## Task objective:
Copy each line that contains the word "如图所示".

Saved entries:
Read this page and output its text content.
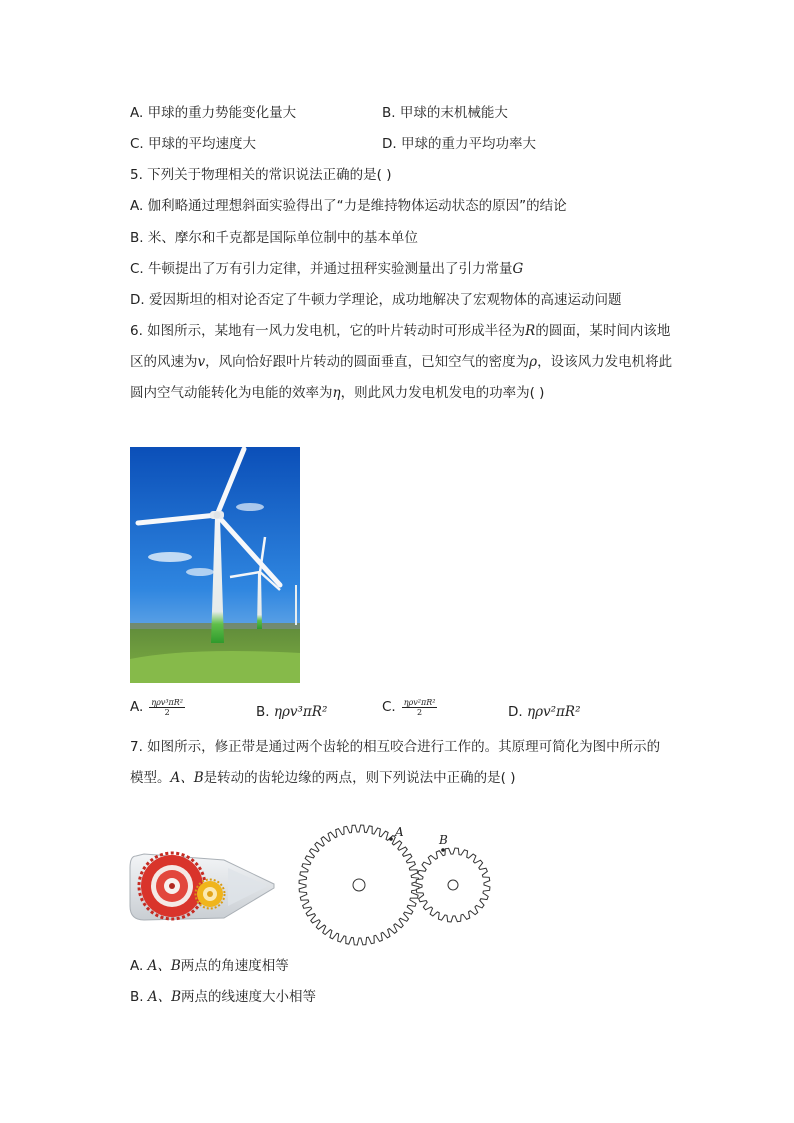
A. 甲球的重力势能变化量大	B. 甲球的末机械能大
C. 甲球的平均速度大	D. 甲球的重力平均功率大
5. 下列关于物理相关的常识说法正确的是( )
A. 伽利略通过理想斜面实验得出了“力是维持物体运动状态的原因”的结论
B. 米、摩尔和千克都是国际单位制中的基本单位
C. 牛顿提出了万有引力定律，并通过扭秤实验测量出了引力常量G
D. 爱因斯坦的相对论否定了牛顿力学理论，成功地解决了宏观物体的高速运动问题
6. 如图所示，某地有一风力发电机，它的叶片转动时可形成半径为R的圆面，某时间内该地
区的风速为v，风向恰好跟叶片转动的圆面垂直，已知空气的密度为ρ，设该风力发电机将此
圆内空气动能转化为电能的效率为η，则此风力发电机发电的功率为( )
A. $\frac{\text{ηρv³πR²}}{2}$	B. ηρv³πR²	C. $\frac{\text{ηρv²πR²}}{2}$	D. ηρv²πR²
7. 如图所示，修正带是通过两个齿轮的相互咬合进行工作的。其原理可简化为图中所示的
模型。A、B是转动的齿轮边缘的两点，则下列说法中正确的是( )
A
B
A. A、B两点的角速度相等
B. A、B两点的线速度大小相等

## Reply to the exercise:
6. 如图所示，某地有一风力发电机，它的叶片转动时可形成半径为R的圆面，某时间内该地
7. 如图所示，修正带是通过两个齿轮的相互咬合进行工作的。其原理可简化为图中所示的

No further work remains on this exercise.